__GOAL__
Track down each line that has the word "δευτεραίην" and copy it.

·····

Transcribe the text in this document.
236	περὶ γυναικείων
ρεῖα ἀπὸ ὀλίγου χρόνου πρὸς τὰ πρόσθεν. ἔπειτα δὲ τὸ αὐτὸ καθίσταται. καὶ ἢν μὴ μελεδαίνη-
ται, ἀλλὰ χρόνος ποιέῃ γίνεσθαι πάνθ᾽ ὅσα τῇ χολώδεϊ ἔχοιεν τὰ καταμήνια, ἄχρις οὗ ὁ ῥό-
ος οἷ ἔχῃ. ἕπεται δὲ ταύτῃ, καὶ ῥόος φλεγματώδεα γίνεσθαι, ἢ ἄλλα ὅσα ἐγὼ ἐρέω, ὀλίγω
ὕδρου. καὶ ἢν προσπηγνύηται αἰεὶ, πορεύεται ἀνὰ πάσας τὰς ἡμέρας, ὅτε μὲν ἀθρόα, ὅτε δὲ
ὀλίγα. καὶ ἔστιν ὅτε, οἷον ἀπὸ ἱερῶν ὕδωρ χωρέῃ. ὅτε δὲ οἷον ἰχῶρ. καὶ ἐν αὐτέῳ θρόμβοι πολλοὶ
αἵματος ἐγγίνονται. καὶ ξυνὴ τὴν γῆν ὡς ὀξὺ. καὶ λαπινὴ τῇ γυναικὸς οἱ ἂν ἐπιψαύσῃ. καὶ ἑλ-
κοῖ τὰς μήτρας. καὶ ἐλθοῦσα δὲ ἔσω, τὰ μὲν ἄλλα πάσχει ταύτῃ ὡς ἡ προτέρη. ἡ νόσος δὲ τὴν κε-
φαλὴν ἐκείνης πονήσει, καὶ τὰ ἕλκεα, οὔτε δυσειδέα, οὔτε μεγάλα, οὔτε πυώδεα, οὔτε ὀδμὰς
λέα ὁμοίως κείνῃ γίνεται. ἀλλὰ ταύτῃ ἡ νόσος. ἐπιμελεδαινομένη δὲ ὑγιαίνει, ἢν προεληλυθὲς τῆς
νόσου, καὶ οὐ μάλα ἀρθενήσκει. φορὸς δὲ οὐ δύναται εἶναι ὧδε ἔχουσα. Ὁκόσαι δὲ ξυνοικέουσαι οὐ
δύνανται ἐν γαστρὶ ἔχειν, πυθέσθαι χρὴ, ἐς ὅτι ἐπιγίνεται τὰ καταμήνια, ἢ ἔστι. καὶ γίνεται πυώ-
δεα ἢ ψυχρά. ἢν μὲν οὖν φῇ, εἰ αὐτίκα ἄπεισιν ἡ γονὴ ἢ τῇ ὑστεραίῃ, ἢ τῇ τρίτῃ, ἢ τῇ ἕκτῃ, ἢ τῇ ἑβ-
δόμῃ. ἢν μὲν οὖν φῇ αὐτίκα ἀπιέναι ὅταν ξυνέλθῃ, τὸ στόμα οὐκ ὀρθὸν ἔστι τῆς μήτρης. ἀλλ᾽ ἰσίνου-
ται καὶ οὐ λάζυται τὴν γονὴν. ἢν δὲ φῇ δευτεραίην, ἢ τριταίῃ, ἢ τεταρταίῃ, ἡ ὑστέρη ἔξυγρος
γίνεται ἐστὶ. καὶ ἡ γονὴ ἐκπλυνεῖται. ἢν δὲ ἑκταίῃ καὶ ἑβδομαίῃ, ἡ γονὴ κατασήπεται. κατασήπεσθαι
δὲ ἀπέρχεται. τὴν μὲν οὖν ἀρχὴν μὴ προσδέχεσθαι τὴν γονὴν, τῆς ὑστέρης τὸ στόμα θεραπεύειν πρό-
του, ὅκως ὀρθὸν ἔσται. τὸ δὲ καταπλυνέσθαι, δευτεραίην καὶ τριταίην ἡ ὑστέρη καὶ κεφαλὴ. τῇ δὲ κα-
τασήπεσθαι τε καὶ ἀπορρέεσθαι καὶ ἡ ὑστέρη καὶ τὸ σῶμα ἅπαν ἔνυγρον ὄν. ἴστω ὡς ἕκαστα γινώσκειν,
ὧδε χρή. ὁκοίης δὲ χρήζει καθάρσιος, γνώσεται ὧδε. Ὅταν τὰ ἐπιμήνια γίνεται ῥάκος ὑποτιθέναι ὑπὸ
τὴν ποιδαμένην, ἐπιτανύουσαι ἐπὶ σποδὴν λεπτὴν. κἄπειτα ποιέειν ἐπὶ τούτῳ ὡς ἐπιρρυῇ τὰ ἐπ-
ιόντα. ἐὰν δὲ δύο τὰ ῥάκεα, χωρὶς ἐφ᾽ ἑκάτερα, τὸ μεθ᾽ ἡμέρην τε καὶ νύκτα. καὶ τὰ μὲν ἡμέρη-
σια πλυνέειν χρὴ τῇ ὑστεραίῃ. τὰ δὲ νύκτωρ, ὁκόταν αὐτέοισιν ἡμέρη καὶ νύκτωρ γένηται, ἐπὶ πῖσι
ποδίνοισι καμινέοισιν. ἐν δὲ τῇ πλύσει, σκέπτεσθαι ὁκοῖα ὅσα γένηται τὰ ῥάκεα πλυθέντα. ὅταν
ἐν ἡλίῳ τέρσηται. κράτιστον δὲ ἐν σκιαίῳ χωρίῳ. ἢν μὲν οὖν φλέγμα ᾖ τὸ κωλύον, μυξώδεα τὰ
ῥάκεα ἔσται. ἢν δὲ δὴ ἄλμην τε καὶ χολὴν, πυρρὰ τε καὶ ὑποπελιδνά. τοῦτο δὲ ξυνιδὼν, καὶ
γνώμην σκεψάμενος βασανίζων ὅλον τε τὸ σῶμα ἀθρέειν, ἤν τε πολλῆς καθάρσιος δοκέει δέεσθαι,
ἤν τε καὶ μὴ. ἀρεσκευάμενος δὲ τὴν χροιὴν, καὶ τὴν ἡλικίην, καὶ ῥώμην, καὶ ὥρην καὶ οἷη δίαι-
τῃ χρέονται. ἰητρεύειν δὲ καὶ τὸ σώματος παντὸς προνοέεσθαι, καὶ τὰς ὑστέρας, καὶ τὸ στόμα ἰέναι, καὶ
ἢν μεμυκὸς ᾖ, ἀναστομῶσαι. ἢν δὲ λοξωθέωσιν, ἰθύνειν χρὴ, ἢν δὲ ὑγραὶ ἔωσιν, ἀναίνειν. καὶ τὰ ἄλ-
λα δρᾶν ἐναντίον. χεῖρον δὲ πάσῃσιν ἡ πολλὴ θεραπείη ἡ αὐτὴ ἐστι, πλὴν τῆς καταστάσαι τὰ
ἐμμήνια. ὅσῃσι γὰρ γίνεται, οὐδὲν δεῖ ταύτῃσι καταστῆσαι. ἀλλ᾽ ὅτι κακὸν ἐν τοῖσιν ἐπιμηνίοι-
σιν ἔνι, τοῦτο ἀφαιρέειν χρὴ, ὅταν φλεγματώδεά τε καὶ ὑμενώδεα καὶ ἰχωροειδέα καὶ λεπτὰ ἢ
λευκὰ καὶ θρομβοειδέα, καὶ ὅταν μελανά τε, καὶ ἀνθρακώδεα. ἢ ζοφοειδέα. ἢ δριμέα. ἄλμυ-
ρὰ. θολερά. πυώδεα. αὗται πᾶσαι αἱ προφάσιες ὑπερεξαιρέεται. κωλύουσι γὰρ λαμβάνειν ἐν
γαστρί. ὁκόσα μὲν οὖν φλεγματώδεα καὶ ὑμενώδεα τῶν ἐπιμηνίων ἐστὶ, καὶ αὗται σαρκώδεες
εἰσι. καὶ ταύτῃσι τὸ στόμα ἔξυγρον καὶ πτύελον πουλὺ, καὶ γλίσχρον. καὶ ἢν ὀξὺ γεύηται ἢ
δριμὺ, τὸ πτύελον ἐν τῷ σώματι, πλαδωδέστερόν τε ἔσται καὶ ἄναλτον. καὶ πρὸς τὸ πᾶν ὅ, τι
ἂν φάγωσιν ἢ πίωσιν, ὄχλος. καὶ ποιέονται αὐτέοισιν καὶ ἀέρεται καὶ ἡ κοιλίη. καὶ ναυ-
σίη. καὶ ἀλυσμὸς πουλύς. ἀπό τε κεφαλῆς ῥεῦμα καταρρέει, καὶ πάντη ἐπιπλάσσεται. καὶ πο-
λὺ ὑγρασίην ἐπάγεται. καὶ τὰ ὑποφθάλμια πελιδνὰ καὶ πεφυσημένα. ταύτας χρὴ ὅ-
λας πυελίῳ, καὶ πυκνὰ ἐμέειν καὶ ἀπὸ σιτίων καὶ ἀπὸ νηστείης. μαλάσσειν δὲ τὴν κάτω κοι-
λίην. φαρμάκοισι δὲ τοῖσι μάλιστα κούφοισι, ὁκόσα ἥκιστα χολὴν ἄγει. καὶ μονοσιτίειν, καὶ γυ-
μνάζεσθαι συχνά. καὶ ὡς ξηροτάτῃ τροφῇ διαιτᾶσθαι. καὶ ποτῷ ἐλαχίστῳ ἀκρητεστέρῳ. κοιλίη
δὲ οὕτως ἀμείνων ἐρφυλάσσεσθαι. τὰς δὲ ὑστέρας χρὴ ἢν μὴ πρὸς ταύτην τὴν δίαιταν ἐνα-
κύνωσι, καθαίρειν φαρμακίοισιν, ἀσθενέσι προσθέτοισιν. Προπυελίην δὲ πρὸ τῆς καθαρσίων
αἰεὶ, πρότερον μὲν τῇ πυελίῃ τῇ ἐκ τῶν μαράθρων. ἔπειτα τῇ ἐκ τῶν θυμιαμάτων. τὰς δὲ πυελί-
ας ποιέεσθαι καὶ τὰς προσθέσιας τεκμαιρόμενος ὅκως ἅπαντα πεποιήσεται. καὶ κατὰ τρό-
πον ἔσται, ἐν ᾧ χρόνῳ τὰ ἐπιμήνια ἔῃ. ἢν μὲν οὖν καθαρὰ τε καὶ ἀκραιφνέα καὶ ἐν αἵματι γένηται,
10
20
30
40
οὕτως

·····

__RESULT__
ται καὶ οὐ λάζυται τὴν γονὴν. ἢν δὲ φῇ δευτεραίην, ἢ τριταίῃ, ἢ τεταρταίῃ, ἡ ὑστέρη ἔξυγρος
του, ὅκως ὀρθὸν ἔσται. τὸ δὲ καταπλυνέσθαι, δευτεραίην καὶ τριταίην ἡ ὑστέρη καὶ κεφαλὴ. τῇ δὲ κα-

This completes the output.